> [AIM OF THE TASK]: All of the lines below are to be printed again exactly; images are excluded from the output.
— START OF GIVEN DATA —
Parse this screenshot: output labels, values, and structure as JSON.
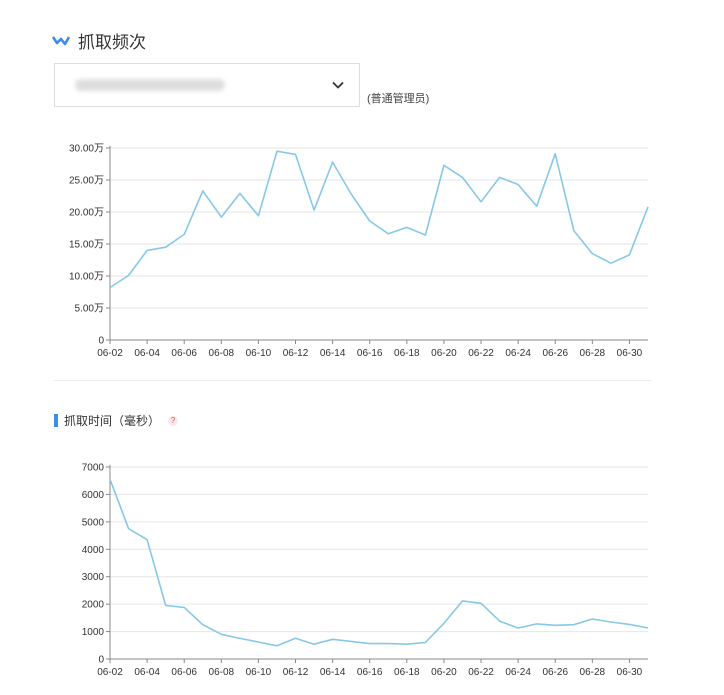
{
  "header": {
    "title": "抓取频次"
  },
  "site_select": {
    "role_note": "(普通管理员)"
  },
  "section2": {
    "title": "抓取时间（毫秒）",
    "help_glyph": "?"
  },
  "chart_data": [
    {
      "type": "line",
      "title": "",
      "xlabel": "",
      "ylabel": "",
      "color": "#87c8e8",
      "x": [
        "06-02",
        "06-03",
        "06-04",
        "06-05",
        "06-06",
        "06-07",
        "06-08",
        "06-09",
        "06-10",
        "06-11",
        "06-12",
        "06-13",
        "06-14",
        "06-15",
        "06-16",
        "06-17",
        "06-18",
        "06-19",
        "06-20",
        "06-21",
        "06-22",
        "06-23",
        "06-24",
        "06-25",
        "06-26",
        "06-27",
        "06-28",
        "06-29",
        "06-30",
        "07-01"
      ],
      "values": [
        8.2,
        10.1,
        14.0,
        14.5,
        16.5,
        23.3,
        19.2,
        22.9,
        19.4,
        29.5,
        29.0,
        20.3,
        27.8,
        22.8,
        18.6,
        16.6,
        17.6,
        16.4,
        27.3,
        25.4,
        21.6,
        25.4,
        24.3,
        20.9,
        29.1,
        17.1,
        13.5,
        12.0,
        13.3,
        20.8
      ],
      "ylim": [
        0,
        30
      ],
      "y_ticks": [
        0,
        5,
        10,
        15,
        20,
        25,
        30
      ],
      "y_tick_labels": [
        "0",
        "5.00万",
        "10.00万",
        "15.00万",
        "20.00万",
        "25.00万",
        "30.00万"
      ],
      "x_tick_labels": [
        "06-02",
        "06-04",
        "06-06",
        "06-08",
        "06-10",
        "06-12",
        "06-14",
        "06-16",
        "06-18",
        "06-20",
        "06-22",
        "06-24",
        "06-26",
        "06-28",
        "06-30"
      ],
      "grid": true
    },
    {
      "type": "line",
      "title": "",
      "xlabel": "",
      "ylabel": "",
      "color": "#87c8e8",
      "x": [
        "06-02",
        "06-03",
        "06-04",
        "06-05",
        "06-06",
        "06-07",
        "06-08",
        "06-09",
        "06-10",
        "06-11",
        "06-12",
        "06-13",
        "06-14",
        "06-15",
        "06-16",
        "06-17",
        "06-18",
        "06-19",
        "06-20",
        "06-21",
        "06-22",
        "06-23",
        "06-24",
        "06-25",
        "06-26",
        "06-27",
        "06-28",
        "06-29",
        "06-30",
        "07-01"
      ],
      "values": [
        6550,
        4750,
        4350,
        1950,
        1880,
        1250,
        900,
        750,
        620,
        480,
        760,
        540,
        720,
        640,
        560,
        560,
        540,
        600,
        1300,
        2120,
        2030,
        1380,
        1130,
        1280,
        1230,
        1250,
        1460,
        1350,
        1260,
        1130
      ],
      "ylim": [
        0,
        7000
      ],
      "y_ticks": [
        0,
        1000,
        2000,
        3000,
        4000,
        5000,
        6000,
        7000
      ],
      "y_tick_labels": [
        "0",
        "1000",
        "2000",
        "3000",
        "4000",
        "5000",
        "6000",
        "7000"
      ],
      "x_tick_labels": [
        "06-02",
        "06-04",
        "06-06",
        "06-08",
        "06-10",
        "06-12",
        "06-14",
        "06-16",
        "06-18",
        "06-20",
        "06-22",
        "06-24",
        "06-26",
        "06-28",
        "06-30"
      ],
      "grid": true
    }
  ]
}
— END OF GIVEN DATA —
> [EXERCISE OUTPUT]:
Parse this screenshot: output labels, values, and structure as JSON.
{
  "header": {
    "title": "抓取频次"
  },
  "site_select": {
    "role_note": "(普通管理员)"
  },
  "section2": {
    "title": "抓取时间（毫秒）",
    "help_glyph": "?"
  },
  "chart_data": [
    {
      "type": "line",
      "title": "",
      "xlabel": "",
      "ylabel": "",
      "color": "#87c8e8",
      "x": [
        "06-02",
        "06-03",
        "06-04",
        "06-05",
        "06-06",
        "06-07",
        "06-08",
        "06-09",
        "06-10",
        "06-11",
        "06-12",
        "06-13",
        "06-14",
        "06-15",
        "06-16",
        "06-17",
        "06-18",
        "06-19",
        "06-20",
        "06-21",
        "06-22",
        "06-23",
        "06-24",
        "06-25",
        "06-26",
        "06-27",
        "06-28",
        "06-29",
        "06-30",
        "07-01"
      ],
      "values": [
        8.2,
        10.1,
        14.0,
        14.5,
        16.5,
        23.3,
        19.2,
        22.9,
        19.4,
        29.5,
        29.0,
        20.3,
        27.8,
        22.8,
        18.6,
        16.6,
        17.6,
        16.4,
        27.3,
        25.4,
        21.6,
        25.4,
        24.3,
        20.9,
        29.1,
        17.1,
        13.5,
        12.0,
        13.3,
        20.8
      ],
      "ylim": [
        0,
        30
      ],
      "y_ticks": [
        0,
        5,
        10,
        15,
        20,
        25,
        30
      ],
      "y_tick_labels": [
        "0",
        "5.00万",
        "10.00万",
        "15.00万",
        "20.00万",
        "25.00万",
        "30.00万"
      ],
      "x_tick_labels": [
        "06-02",
        "06-04",
        "06-06",
        "06-08",
        "06-10",
        "06-12",
        "06-14",
        "06-16",
        "06-18",
        "06-20",
        "06-22",
        "06-24",
        "06-26",
        "06-28",
        "06-30"
      ],
      "grid": true
    },
    {
      "type": "line",
      "title": "",
      "xlabel": "",
      "ylabel": "",
      "color": "#87c8e8",
      "x": [
        "06-02",
        "06-03",
        "06-04",
        "06-05",
        "06-06",
        "06-07",
        "06-08",
        "06-09",
        "06-10",
        "06-11",
        "06-12",
        "06-13",
        "06-14",
        "06-15",
        "06-16",
        "06-17",
        "06-18",
        "06-19",
        "06-20",
        "06-21",
        "06-22",
        "06-23",
        "06-24",
        "06-25",
        "06-26",
        "06-27",
        "06-28",
        "06-29",
        "06-30",
        "07-01"
      ],
      "values": [
        6550,
        4750,
        4350,
        1950,
        1880,
        1250,
        900,
        750,
        620,
        480,
        760,
        540,
        720,
        640,
        560,
        560,
        540,
        600,
        1300,
        2120,
        2030,
        1380,
        1130,
        1280,
        1230,
        1250,
        1460,
        1350,
        1260,
        1130
      ],
      "ylim": [
        0,
        7000
      ],
      "y_ticks": [
        0,
        1000,
        2000,
        3000,
        4000,
        5000,
        6000,
        7000
      ],
      "y_tick_labels": [
        "0",
        "1000",
        "2000",
        "3000",
        "4000",
        "5000",
        "6000",
        "7000"
      ],
      "x_tick_labels": [
        "06-02",
        "06-04",
        "06-06",
        "06-08",
        "06-10",
        "06-12",
        "06-14",
        "06-16",
        "06-18",
        "06-20",
        "06-22",
        "06-24",
        "06-26",
        "06-28",
        "06-30"
      ],
      "grid": true
    }
  ]
}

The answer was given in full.